Using the listing below, extract each line that has the word "五个带头" in it.
>> begin DATASET CONTENT
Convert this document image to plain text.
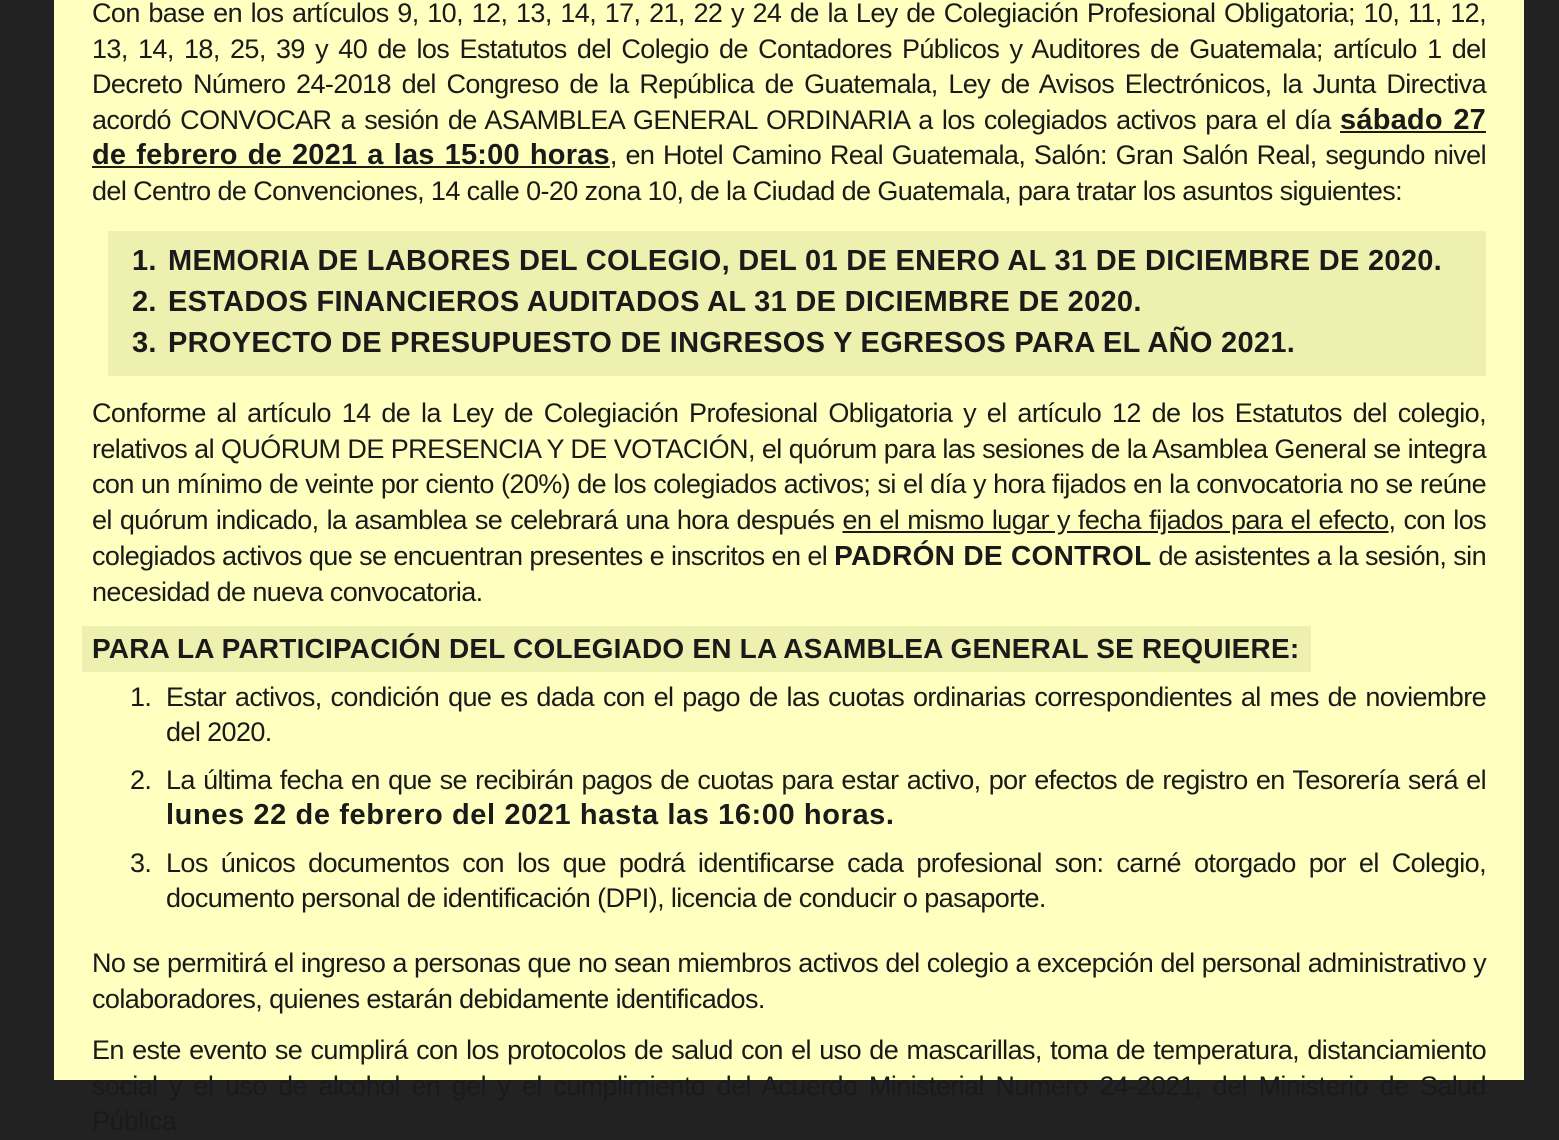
Con base en los artículos 9, 10, 12, 13, 14, 17, 21, 22 y 24 de la Ley de Colegiación Profesional Obligatoria; 10, 11, 12, 13, 14, 18, 25, 39 y 40 de los Estatutos del Colegio de Contadores Públicos y Auditores de Guatemala; artículo 1 del Decreto Número 24-2018 del Congreso de la República de Guatemala, Ley de Avisos Electrónicos, la Junta Directiva acordó CONVOCAR a sesión de ASAMBLEA GENERAL ORDINARIA a los colegiados activos para el día sábado 27 de febrero de 2021 a las 15:00 horas, en Hotel Camino Real Guatemala, Salón: Gran Salón Real, segundo nivel del Centro de Convenciones, 14 calle 0-20 zona 10, de la Ciudad de Guatemala, para tratar los asuntos siguientes:

1. MEMORIA DE LABORES DEL COLEGIO, DEL 01 DE ENERO AL 31 DE DICIEMBRE DE 2020.
2. ESTADOS FINANCIEROS AUDITADOS AL 31 DE DICIEMBRE DE 2020.
3. PROYECTO DE PRESUPUESTO DE INGRESOS Y EGRESOS PARA EL AÑO 2021.

Conforme al artículo 14 de la Ley de Colegiación Profesional Obligatoria y el artículo 12 de los Estatutos del colegio, relativos al QUÓRUM DE PRESENCIA Y DE VOTACIÓN, el quórum para las sesiones de la Asamblea General se integra con un mínimo de veinte por ciento (20%) de los colegiados activos; si el día y hora fijados en la convocatoria no se reúne el quórum indicado, la asamblea se celebrará una hora después en el mismo lugar y fecha fijados para el efecto, con los colegiados activos que se encuentran presentes e inscritos en el PADRÓN DE CONTROL de asistentes a la sesión, sin necesidad de nueva convocatoria.

PARA LA PARTICIPACIÓN DEL COLEGIADO EN LA ASAMBLEA GENERAL SE REQUIERE:
1. Estar activos, condición que es dada con el pago de las cuotas ordinarias correspondientes al mes de noviembre del 2020.
2. La última fecha en que se recibirán pagos de cuotas para estar activo, por efectos de registro en Tesorería será el lunes 22 de febrero del 2021 hasta las 16:00 horas.
3. Los únicos documentos con los que podrá identificarse cada profesional son: carné otorgado por el Colegio, documento personal de identificación (DPI), licencia de conducir o pasaporte.

No se permitirá el ingreso a personas que no sean miembros activos del colegio a excepción del personal administrativo y colaboradores, quienes estarán debidamente identificados.

En este evento se cumplirá con los protocolos de salud con el uso de mascarillas, toma de temperatura, distanciamiento social y el uso de alcohol en gel y el cumplimiento del Acuerdo Ministerial Numero 24-2021, del Ministerio de Salud Pública
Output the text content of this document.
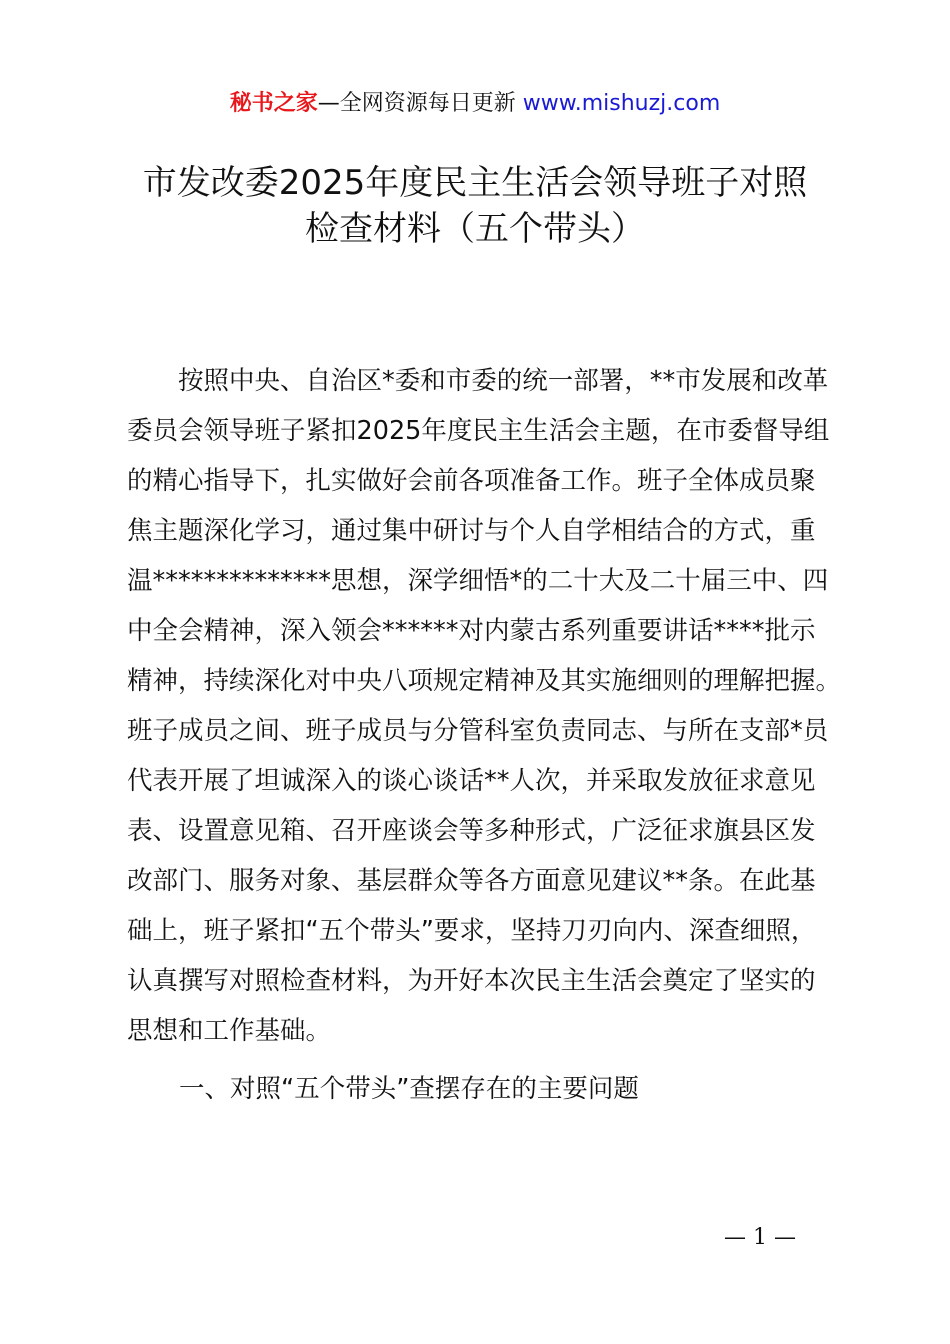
秘书之家—全网资源每日更新 www.mishuzj.com
市发改委2025年度民主生活会领导班子对照
检查材料（五个带头）
　　按照中央、自治区*委和市委的统一部署，**市发展和改革
委员会领导班子紧扣2025年度民主生活会主题，在市委督导组
的精心指导下，扎实做好会前各项准备工作。班子全体成员聚
焦主题深化学习，通过集中研讨与个人自学相结合的方式，重
温**************思想，深学细悟*的二十大及二十届三中、四
中全会精神，深入领会******对内蒙古系列重要讲话****批示
精神，持续深化对中央八项规定精神及其实施细则的理解把握。
班子成员之间、班子成员与分管科室负责同志、与所在支部*员
代表开展了坦诚深入的谈心谈话**人次，并采取发放征求意见
表、设置意见箱、召开座谈会等多种形式，广泛征求旗县区发
改部门、服务对象、基层群众等各方面意见建议**条。在此基
础上，班子紧扣“五个带头”要求，坚持刀刃向内、深查细照，
认真撰写对照检查材料，为开好本次民主生活会奠定了坚实的
思想和工作基础。
一、对照“五个带头”查摆存在的主要问题
— 1 —
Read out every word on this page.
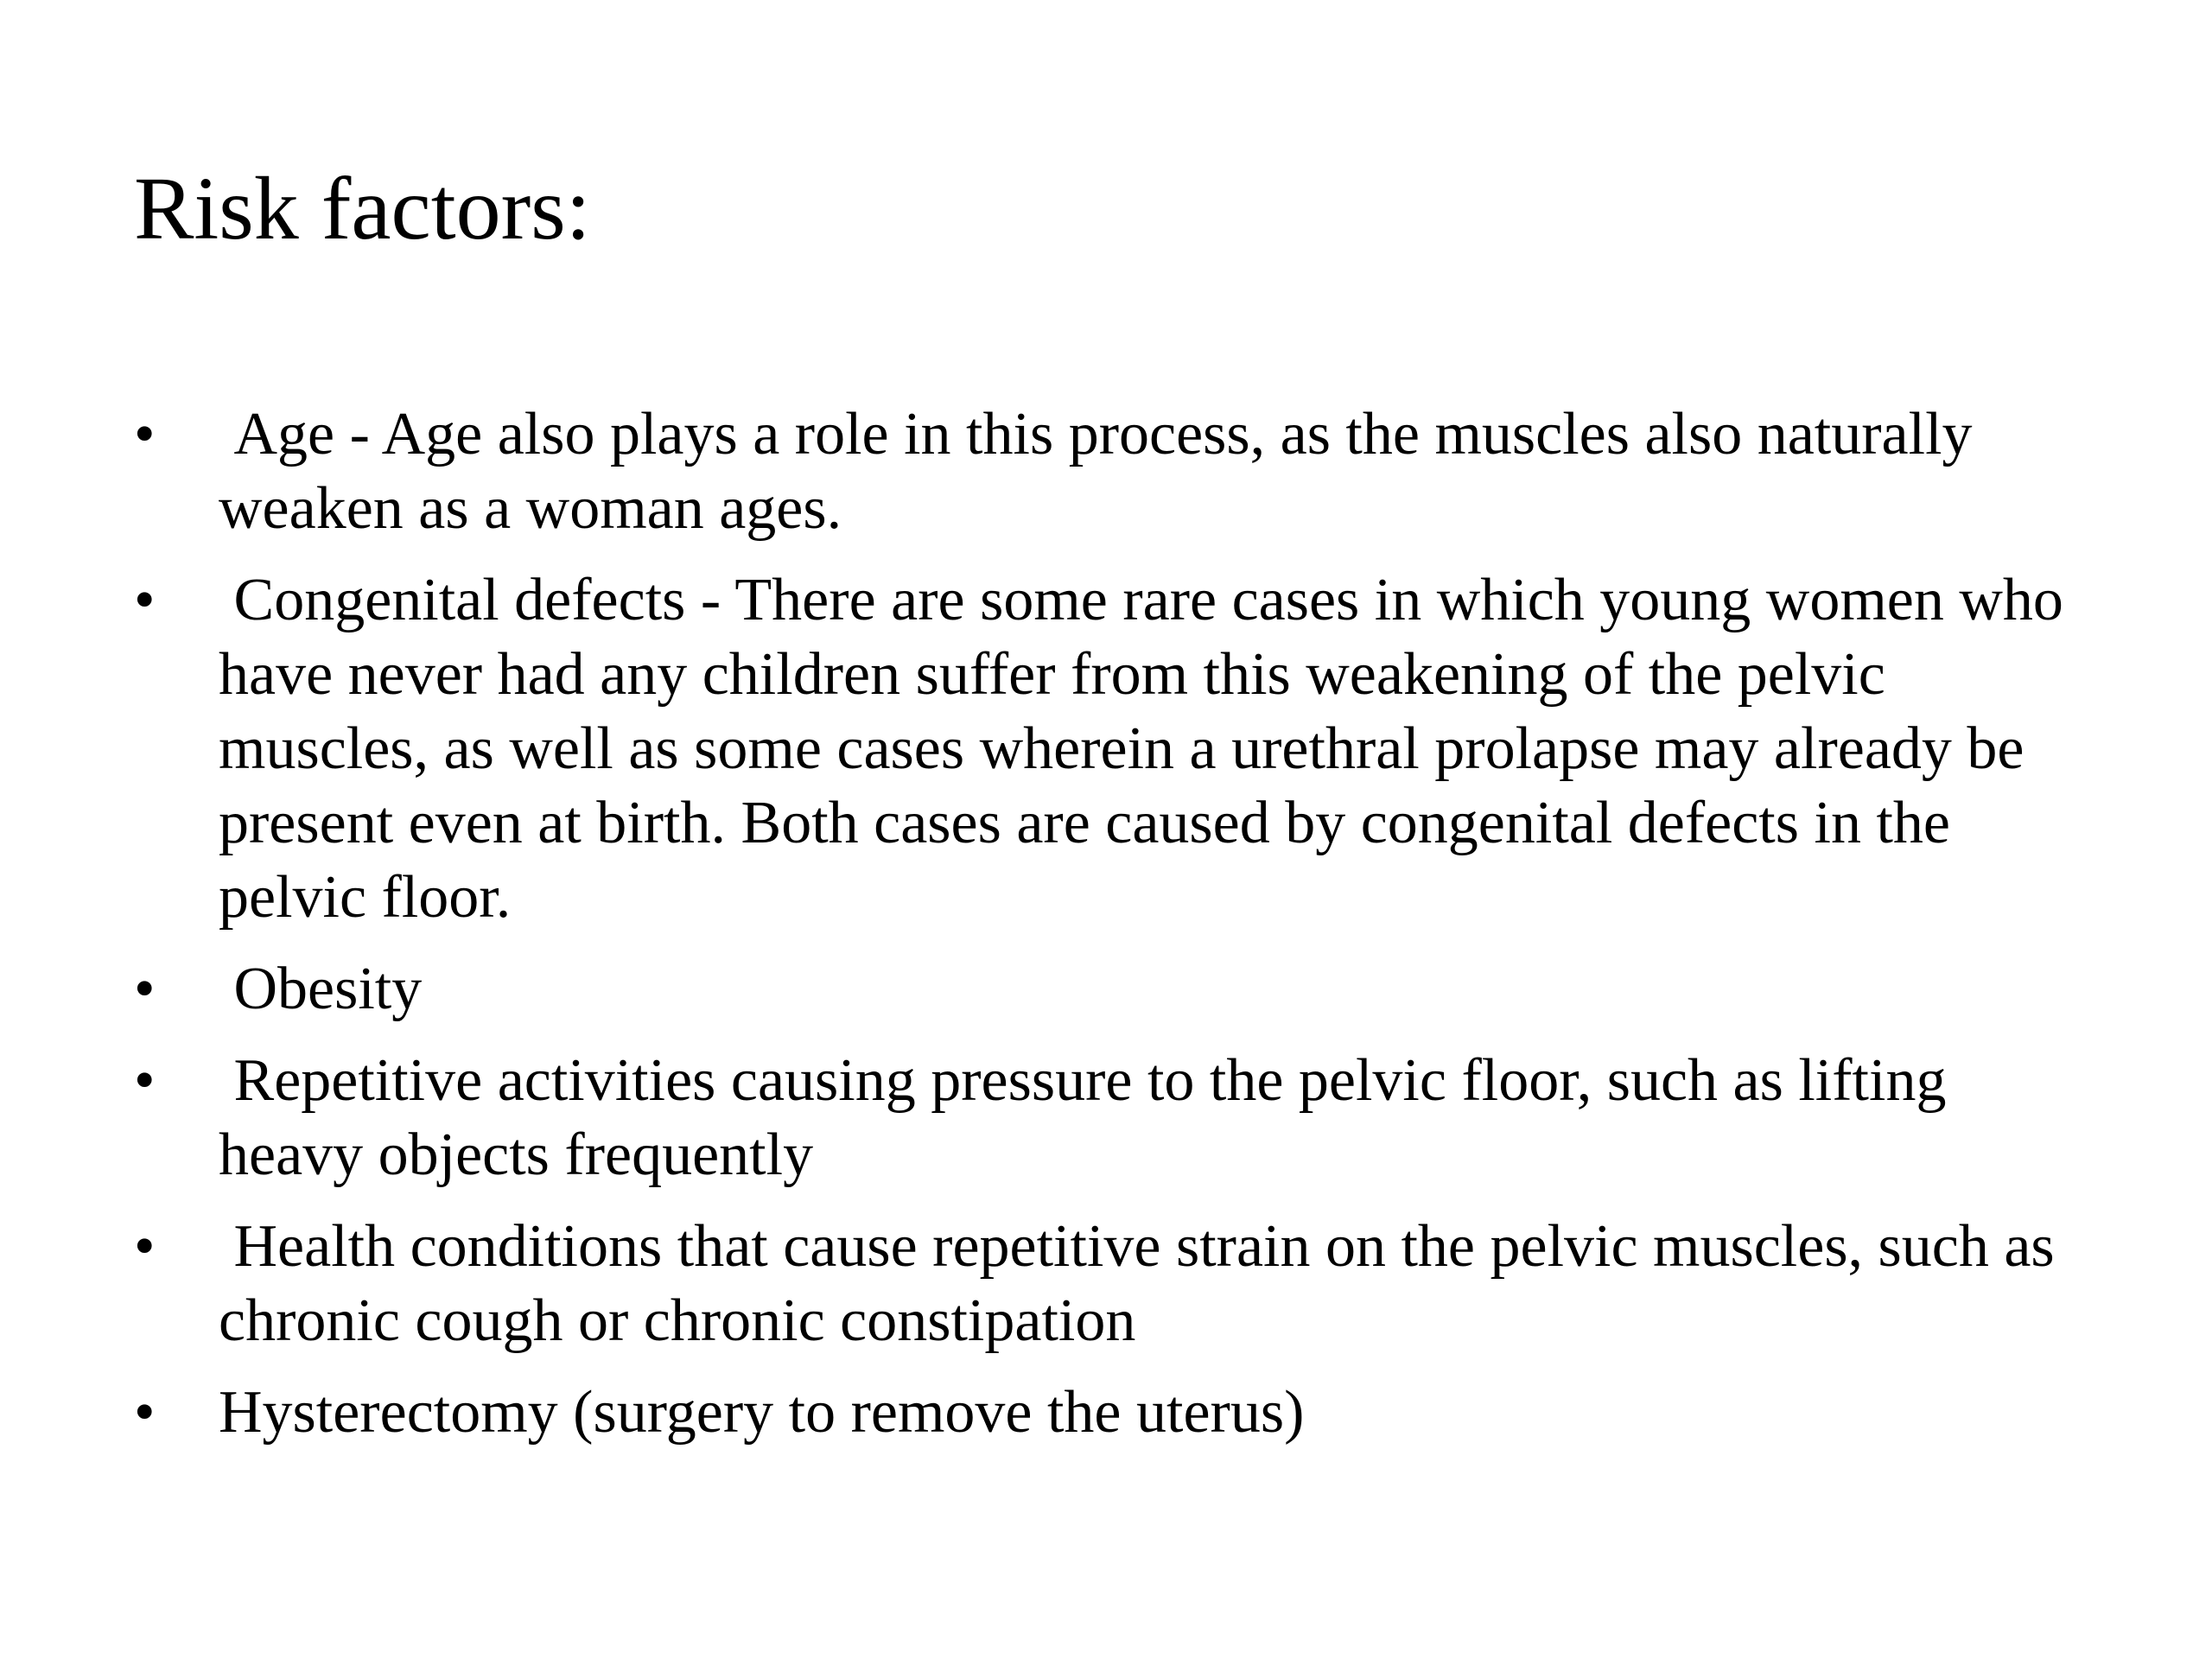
Risk factors:
• Age - Age also plays a role in this process, as the muscles also naturally weaken as a woman ages.
• Congenital defects - There are some rare cases in which young women who have never had any children suffer from this weakening of the pelvic muscles, as well as some cases wherein a urethral prolapse may already be present even at birth. Both cases are caused by congenital defects in the pelvic floor.
• Obesity
• Repetitive activities causing pressure to the pelvic floor, such as lifting heavy objects frequently
• Health conditions that cause repetitive strain on the pelvic muscles, such as chronic cough or chronic constipation
• Hysterectomy (surgery to remove the uterus)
>> end DATASET CONTENT
## EXPECTED ANSWER:
检查材料（五个带头）
础上，班子紧扣“五个带头”要求，坚持刀刃向内、深查细照，
一、对照“五个带头”查摆存在的主要问题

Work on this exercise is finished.